• _Work to be completed_: Write each line out exactly, leaving none out.

(Dataset items)

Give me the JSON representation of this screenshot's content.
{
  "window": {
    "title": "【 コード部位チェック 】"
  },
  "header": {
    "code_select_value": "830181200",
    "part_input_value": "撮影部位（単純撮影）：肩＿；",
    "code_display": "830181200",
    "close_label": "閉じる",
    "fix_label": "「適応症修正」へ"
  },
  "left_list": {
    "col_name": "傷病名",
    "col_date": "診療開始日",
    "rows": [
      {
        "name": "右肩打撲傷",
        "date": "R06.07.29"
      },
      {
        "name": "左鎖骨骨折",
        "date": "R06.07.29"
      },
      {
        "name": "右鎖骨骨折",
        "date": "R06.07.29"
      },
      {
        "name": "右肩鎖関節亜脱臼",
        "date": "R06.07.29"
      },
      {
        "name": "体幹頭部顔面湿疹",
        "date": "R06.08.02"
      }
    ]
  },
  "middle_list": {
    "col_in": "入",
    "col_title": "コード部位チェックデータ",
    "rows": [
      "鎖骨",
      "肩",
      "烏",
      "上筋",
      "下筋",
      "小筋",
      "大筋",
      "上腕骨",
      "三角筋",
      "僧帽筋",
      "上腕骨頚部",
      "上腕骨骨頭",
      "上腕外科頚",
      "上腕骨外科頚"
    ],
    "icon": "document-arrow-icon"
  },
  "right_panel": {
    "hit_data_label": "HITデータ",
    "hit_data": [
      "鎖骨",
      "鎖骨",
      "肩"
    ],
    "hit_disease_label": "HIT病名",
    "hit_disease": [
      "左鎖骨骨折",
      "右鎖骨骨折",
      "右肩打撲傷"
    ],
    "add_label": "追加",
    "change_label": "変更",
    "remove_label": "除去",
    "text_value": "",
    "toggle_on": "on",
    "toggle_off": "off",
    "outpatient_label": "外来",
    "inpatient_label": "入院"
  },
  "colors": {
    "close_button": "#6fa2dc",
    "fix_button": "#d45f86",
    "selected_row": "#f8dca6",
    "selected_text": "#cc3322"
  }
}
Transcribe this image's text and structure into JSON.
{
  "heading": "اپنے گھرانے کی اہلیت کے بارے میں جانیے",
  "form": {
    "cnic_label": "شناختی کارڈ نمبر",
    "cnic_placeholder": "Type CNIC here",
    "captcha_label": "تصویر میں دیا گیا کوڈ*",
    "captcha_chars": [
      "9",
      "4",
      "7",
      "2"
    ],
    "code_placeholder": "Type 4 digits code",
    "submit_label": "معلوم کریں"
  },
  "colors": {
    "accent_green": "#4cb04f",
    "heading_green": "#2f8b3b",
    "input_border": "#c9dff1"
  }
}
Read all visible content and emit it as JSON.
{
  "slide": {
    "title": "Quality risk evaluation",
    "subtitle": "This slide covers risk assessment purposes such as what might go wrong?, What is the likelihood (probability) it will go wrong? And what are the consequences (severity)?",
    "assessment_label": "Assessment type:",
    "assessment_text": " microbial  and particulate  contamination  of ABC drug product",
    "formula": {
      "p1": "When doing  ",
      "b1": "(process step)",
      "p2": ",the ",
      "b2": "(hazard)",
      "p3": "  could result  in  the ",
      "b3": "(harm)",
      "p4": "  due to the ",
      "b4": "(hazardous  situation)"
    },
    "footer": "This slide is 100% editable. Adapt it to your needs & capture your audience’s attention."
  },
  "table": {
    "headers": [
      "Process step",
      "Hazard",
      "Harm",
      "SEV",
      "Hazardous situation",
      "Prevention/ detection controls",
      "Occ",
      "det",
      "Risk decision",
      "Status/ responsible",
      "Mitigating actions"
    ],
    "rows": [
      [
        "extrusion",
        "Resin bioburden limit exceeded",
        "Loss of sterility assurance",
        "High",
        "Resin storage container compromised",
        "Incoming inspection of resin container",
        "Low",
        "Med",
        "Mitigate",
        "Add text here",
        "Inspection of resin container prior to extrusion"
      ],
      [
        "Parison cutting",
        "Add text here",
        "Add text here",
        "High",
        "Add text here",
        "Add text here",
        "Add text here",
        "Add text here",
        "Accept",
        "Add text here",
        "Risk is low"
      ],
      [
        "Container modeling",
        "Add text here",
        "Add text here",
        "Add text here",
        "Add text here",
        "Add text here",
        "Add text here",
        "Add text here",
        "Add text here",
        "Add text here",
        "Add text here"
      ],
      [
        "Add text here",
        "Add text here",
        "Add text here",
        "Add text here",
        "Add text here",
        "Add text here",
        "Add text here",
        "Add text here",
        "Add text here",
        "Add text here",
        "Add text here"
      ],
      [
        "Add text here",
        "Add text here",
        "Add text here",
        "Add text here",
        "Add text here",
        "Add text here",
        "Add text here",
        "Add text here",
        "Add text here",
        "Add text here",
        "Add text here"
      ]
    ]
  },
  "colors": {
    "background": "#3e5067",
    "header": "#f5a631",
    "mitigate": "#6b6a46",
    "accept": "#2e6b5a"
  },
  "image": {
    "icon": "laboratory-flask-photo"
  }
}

• _Output of the exercise_:
Give me the JSON representation of this screenshot's content.
{
  "window": {
    "title": "【 コード部位チェック 】"
  },
  "header": {
    "code_select_value": "830181200",
    "part_input_value": "撮影部位（単純撮影）：肩＿；",
    "code_display": "830181200",
    "close_label": "閉じる",
    "fix_label": "「適応症修正」へ"
  },
  "left_list": {
    "col_name": "傷病名",
    "col_date": "診療開始日",
    "rows": [
      {
        "name": "右肩打撲傷",
        "date": "R06.07.29"
      },
      {
        "name": "左鎖骨骨折",
        "date": "R06.07.29"
      },
      {
        "name": "右鎖骨骨折",
        "date": "R06.07.29"
      },
      {
        "name": "右肩鎖関節亜脱臼",
        "date": "R06.07.29"
      },
      {
        "name": "体幹頭部顔面湿疹",
        "date": "R06.08.02"
      }
    ]
  },
  "middle_list": {
    "col_in": "入",
    "col_title": "コード部位チェックデータ",
    "rows": [
      "鎖骨",
      "肩",
      "烏",
      "上筋",
      "下筋",
      "小筋",
      "大筋",
      "上腕骨",
      "三角筋",
      "僧帽筋",
      "上腕骨頚部",
      "上腕骨骨頭",
      "上腕外科頚",
      "上腕骨外科頚"
    ],
    "icon": "document-arrow-icon"
  },
  "right_panel": {
    "hit_data_label": "HITデータ",
    "hit_data": [
      "鎖骨",
      "鎖骨",
      "肩"
    ],
    "hit_disease_label": "HIT病名",
    "hit_disease": [
      "左鎖骨骨折",
      "右鎖骨骨折",
      "右肩打撲傷"
    ],
    "add_label": "追加",
    "change_label": "変更",
    "remove_label": "除去",
    "text_value": "",
    "toggle_on": "on",
    "toggle_off": "off",
    "outpatient_label": "外来",
    "inpatient_label": "入院"
  },
  "colors": {
    "close_button": "#6fa2dc",
    "fix_button": "#d45f86",
    "selected_row": "#f8dca6",
    "selected_text": "#cc3322"
  }
}
Transcribe this image's text and structure into JSON.
{
  "heading": "اپنے گھرانے کی اہلیت کے بارے میں جانیے",
  "form": {
    "cnic_label": "شناختی کارڈ نمبر",
    "cnic_placeholder": "Type CNIC here",
    "captcha_label": "تصویر میں دیا گیا کوڈ*",
    "captcha_chars": [
      "9",
      "4",
      "7",
      "2"
    ],
    "code_placeholder": "Type 4 digits code",
    "submit_label": "معلوم کریں"
  },
  "colors": {
    "accent_green": "#4cb04f",
    "heading_green": "#2f8b3b",
    "input_border": "#c9dff1"
  }
}
Read all visible content and emit it as JSON.
{
  "slide": {
    "title": "Quality risk evaluation",
    "subtitle": "This slide covers risk assessment purposes such as what might go wrong?, What is the likelihood (probability) it will go wrong? And what are the consequences (severity)?",
    "assessment_label": "Assessment type:",
    "assessment_text": " microbial  and particulate  contamination  of ABC drug product",
    "formula": {
      "p1": "When doing  ",
      "b1": "(process step)",
      "p2": ",the ",
      "b2": "(hazard)",
      "p3": "  could result  in  the ",
      "b3": "(harm)",
      "p4": "  due to the ",
      "b4": "(hazardous  situation)"
    },
    "footer": "This slide is 100% editable. Adapt it to your needs & capture your audience’s attention."
  },
  "table": {
    "headers": [
      "Process step",
      "Hazard",
      "Harm",
      "SEV",
      "Hazardous situation",
      "Prevention/ detection controls",
      "Occ",
      "det",
      "Risk decision",
      "Status/ responsible",
      "Mitigating actions"
    ],
    "rows": [
      [
        "extrusion",
        "Resin bioburden limit exceeded",
        "Loss of sterility assurance",
        "High",
        "Resin storage container compromised",
        "Incoming inspection of resin container",
        "Low",
        "Med",
        "Mitigate",
        "Add text here",
        "Inspection of resin container prior to extrusion"
      ],
      [
        "Parison cutting",
        "Add text here",
        "Add text here",
        "High",
        "Add text here",
        "Add text here",
        "Add text here",
        "Add text here",
        "Accept",
        "Add text here",
        "Risk is low"
      ],
      [
        "Container modeling",
        "Add text here",
        "Add text here",
        "Add text here",
        "Add text here",
        "Add text here",
        "Add text here",
        "Add text here",
        "Add text here",
        "Add text here",
        "Add text here"
      ],
      [
        "Add text here",
        "Add text here",
        "Add text here",
        "Add text here",
        "Add text here",
        "Add text here",
        "Add text here",
        "Add text here",
        "Add text here",
        "Add text here",
        "Add text here"
      ],
      [
        "Add text here",
        "Add text here",
        "Add text here",
        "Add text here",
        "Add text here",
        "Add text here",
        "Add text here",
        "Add text here",
        "Add text here",
        "Add text here",
        "Add text here"
      ]
    ]
  },
  "colors": {
    "background": "#3e5067",
    "header": "#f5a631",
    "mitigate": "#6b6a46",
    "accept": "#2e6b5a"
  },
  "image": {
    "icon": "laboratory-flask-photo"
  }
}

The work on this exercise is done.